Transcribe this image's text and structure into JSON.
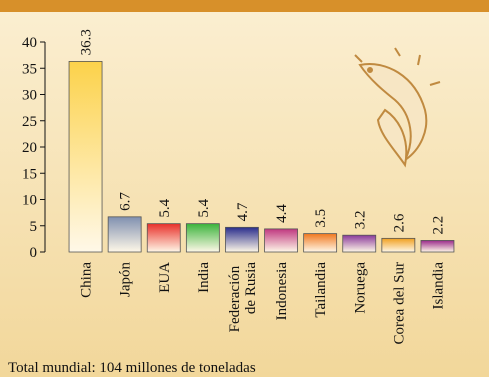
{
  "chart_data": {
    "type": "bar",
    "categories": [
      "China",
      "Japón",
      "EUA",
      "India",
      "Federación de Rusia",
      "Indonesia",
      "Tailandia",
      "Noruega",
      "Corea del Sur",
      "Islandia"
    ],
    "values": [
      36.3,
      6.7,
      5.4,
      5.4,
      4.7,
      4.4,
      3.5,
      3.2,
      2.6,
      2.2
    ],
    "colors": [
      "#fcd24a",
      "#8090b0",
      "#e8302a",
      "#3cb43c",
      "#2a2e8c",
      "#c03880",
      "#f07820",
      "#8a3a9a",
      "#f0a020",
      "#9a2a8a"
    ],
    "ylim": [
      0,
      40
    ],
    "yticks": [
      0,
      5,
      10,
      15,
      20,
      25,
      30,
      35,
      40
    ],
    "note": "Total mundial: 104 millones de toneladas"
  }
}
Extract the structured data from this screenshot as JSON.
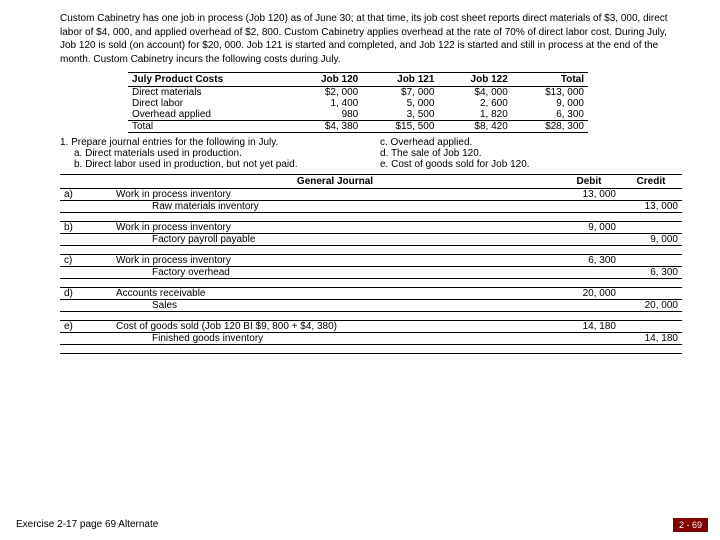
{
  "intro": "Custom Cabinetry has one job in process (Job 120) as of June 30; at that time, its job cost sheet reports direct materials of $3, 000, direct labor of $4, 000, and applied overhead of $2, 800. Custom Cabinetry applies overhead at the rate of 70% of direct labor cost. During July, Job 120 is sold (on account) for $20, 000. Job 121 is started and completed, and Job 122 is started and still in process at the end of the month. Custom Cabinetry incurs the following costs during July.",
  "costs": {
    "header": [
      "July Product Costs",
      "Job 120",
      "Job 121",
      "Job 122",
      "Total"
    ],
    "rows": [
      {
        "label": "Direct materials",
        "v": [
          "$2, 000",
          "$7, 000",
          "$4, 000",
          "$13, 000"
        ]
      },
      {
        "label": "Direct labor",
        "v": [
          "1, 400",
          "5, 000",
          "2, 600",
          "9, 000"
        ]
      },
      {
        "label": "Overhead applied",
        "v": [
          "980",
          "3, 500",
          "1, 820",
          "6, 300"
        ]
      },
      {
        "label": "Total",
        "v": [
          "$4, 380",
          "$15, 500",
          "$8, 420",
          "$28, 300"
        ]
      }
    ]
  },
  "q": {
    "main": "1. Prepare journal entries for the following in July.",
    "a": "a. Direct materials used in production.",
    "b": "b. Direct labor used in production, but not yet paid.",
    "c": "c. Overhead applied.",
    "d": "d. The sale of Job 120.",
    "e": "e. Cost of goods sold for Job 120."
  },
  "journal": {
    "header": [
      "",
      "General Journal",
      "Debit",
      "Credit"
    ],
    "entries": [
      {
        "id": "a)",
        "d": "Work in process inventory",
        "c": "Raw materials inventory",
        "dr": "13, 000",
        "cr": "13, 000"
      },
      {
        "id": "b)",
        "d": "Work in process inventory",
        "c": "Factory payroll payable",
        "dr": "9, 000",
        "cr": "9, 000"
      },
      {
        "id": "c)",
        "d": "Work in process inventory",
        "c": "Factory overhead",
        "dr": "6, 300",
        "cr": "6, 300"
      },
      {
        "id": "d)",
        "d": "Accounts receivable",
        "c": "Sales",
        "dr": "20, 000",
        "cr": "20, 000"
      },
      {
        "id": "e)",
        "d": "Cost of goods sold (Job 120 BI $9, 800 + $4, 380)",
        "c": "Finished goods inventory",
        "dr": "14, 180",
        "cr": "14, 180"
      }
    ]
  },
  "footer_left": "Exercise 2-17 page 69 Alternate",
  "footer_right": "2 - 69"
}
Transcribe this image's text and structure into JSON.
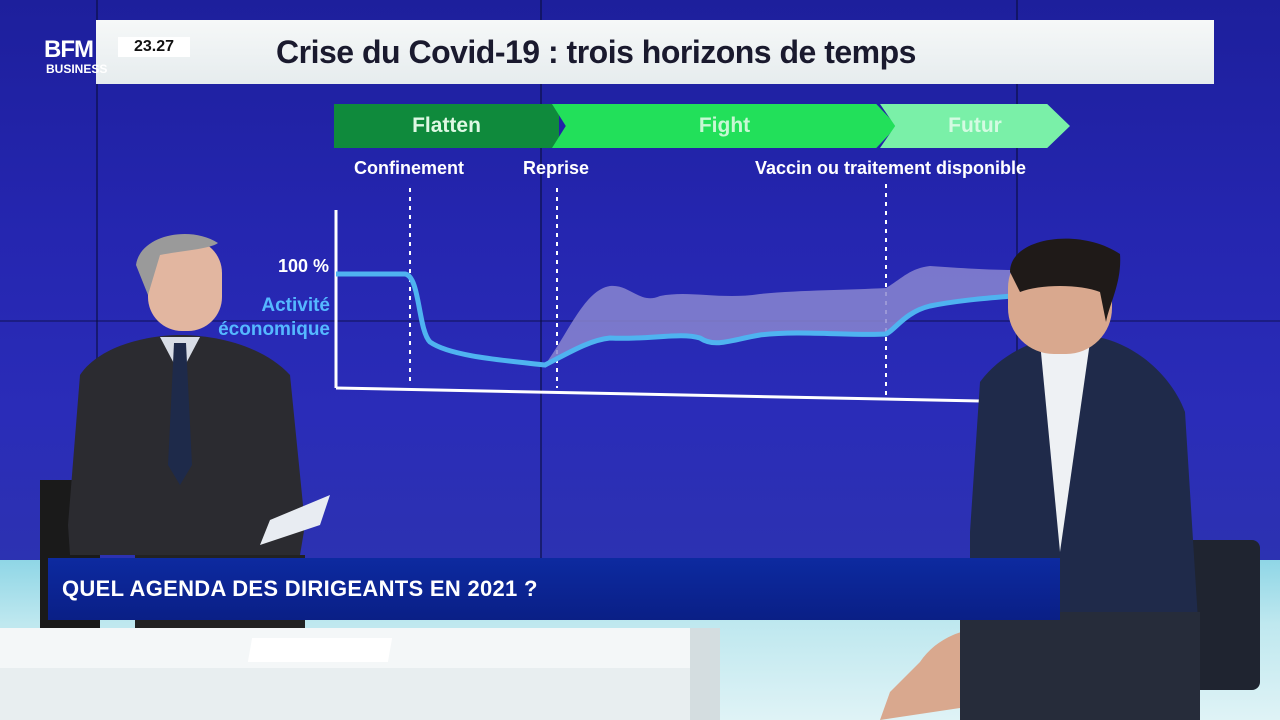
{
  "broadcaster": {
    "logo_top": "BFM",
    "logo_bottom": "BUSINESS",
    "clock": "23.27"
  },
  "board": {
    "title": "Crise du Covid-19 : trois horizons de temps",
    "phases": [
      {
        "label": "Flatten",
        "color": "#0f8a3c"
      },
      {
        "label": "Fight",
        "color": "#22e05a"
      },
      {
        "label": "Futur",
        "color": "#7af0a8"
      }
    ],
    "markers": [
      "Confinement",
      "Reprise",
      "Vaccin ou traitement disponible"
    ],
    "y_label": "100 %",
    "series_label": [
      "Activité",
      "économique"
    ]
  },
  "lower_third": {
    "headline": "QUEL AGENDA DES DIRIGEANTS EN 2021 ?"
  },
  "colors": {
    "wall": "#2526b0",
    "activity_line": "#4fb3f0",
    "band_fill": "#8a86d0",
    "lower_third": "#0a1f86"
  }
}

Work to be completed:
Every line above should be returned word for word, with the pictures left behind.

Result for this exercise:
Transcribe this image's text and structure into JSON.
{
  "chart_data": {
    "type": "bar",
    "categories": [
      "China",
      "Japón",
      "EUA",
      "India",
      "Federación de Rusia",
      "Indonesia",
      "Tailandia",
      "Noruega",
      "Corea del Sur",
      "Islandia"
    ],
    "values": [
      36.3,
      6.7,
      5.4,
      5.4,
      4.7,
      4.4,
      3.5,
      3.2,
      2.6,
      2.2
    ],
    "colors": [
      "#fcd24a",
      "#8090b0",
      "#e8302a",
      "#3cb43c",
      "#2a2e8c",
      "#c03880",
      "#f07820",
      "#8a3a9a",
      "#f0a020",
      "#9a2a8a"
    ],
    "ylim": [
      0,
      40
    ],
    "yticks": [
      0,
      5,
      10,
      15,
      20,
      25,
      30,
      35,
      40
    ],
    "note": "Total mundial: 104 millones de toneladas"
  }
}
Extract the structured data from this screenshot as JSON.
{
  "intro": "Custom Cabinetry has one job in process (Job 120) as of June 30; at that time, its job cost sheet reports direct materials of $3, 000, direct labor of $4, 000, and applied overhead of $2, 800. Custom Cabinetry applies overhead at the rate of 70% of direct labor cost. During July, Job 120 is sold (on account) for $20, 000. Job 121 is started and completed, and Job 122 is started and still in process at the end of the month. Custom Cabinetry incurs the following costs during July.",
  "costs": {
    "header": [
      "July Product Costs",
      "Job 120",
      "Job 121",
      "Job 122",
      "Total"
    ],
    "rows": [
      {
        "label": "Direct materials",
        "v": [
          "$2, 000",
          "$7, 000",
          "$4, 000",
          "$13, 000"
        ]
      },
      {
        "label": "Direct labor",
        "v": [
          "1, 400",
          "5, 000",
          "2, 600",
          "9, 000"
        ]
      },
      {
        "label": "Overhead applied",
        "v": [
          "980",
          "3, 500",
          "1, 820",
          "6, 300"
        ]
      },
      {
        "label": "Total",
        "v": [
          "$4, 380",
          "$15, 500",
          "$8, 420",
          "$28, 300"
        ]
      }
    ]
  },
  "q": {
    "main": "1. Prepare journal entries for the following in July.",
    "a": "a. Direct materials used in production.",
    "b": "b. Direct labor used in production, but not yet paid.",
    "c": "c. Overhead applied.",
    "d": "d. The sale of Job 120.",
    "e": "e. Cost of goods sold for Job 120."
  },
  "journal": {
    "header": [
      "",
      "General Journal",
      "Debit",
      "Credit"
    ],
    "entries": [
      {
        "id": "a)",
        "d": "Work in process inventory",
        "c": "Raw materials inventory",
        "dr": "13, 000",
        "cr": "13, 000"
      },
      {
        "id": "b)",
        "d": "Work in process inventory",
        "c": "Factory payroll payable",
        "dr": "9, 000",
        "cr": "9, 000"
      },
      {
        "id": "c)",
        "d": "Work in process inventory",
        "c": "Factory overhead",
        "dr": "6, 300",
        "cr": "6, 300"
      },
      {
        "id": "d)",
        "d": "Accounts receivable",
        "c": "Sales",
        "dr": "20, 000",
        "cr": "20, 000"
      },
      {
        "id": "e)",
        "d": "Cost of goods sold (Job 120 BI $9, 800 + $4, 380)",
        "c": "Finished goods inventory",
        "dr": "14, 180",
        "cr": "14, 180"
      }
    ]
  },
  "footer_left": "Exercise 2-17 page 69 Alternate",
  "footer_right": "2 - 69"
}
Transcribe this image's text and structure into JSON.
{
  "broadcaster": {
    "logo_top": "BFM",
    "logo_bottom": "BUSINESS",
    "clock": "23.27"
  },
  "board": {
    "title": "Crise du Covid-19 : trois horizons de temps",
    "phases": [
      {
        "label": "Flatten",
        "color": "#0f8a3c"
      },
      {
        "label": "Fight",
        "color": "#22e05a"
      },
      {
        "label": "Futur",
        "color": "#7af0a8"
      }
    ],
    "markers": [
      "Confinement",
      "Reprise",
      "Vaccin ou traitement disponible"
    ],
    "y_label": "100 %",
    "series_label": [
      "Activité",
      "économique"
    ]
  },
  "lower_third": {
    "headline": "QUEL AGENDA DES DIRIGEANTS EN 2021 ?"
  },
  "colors": {
    "wall": "#2526b0",
    "activity_line": "#4fb3f0",
    "band_fill": "#8a86d0",
    "lower_third": "#0a1f86"
  }
}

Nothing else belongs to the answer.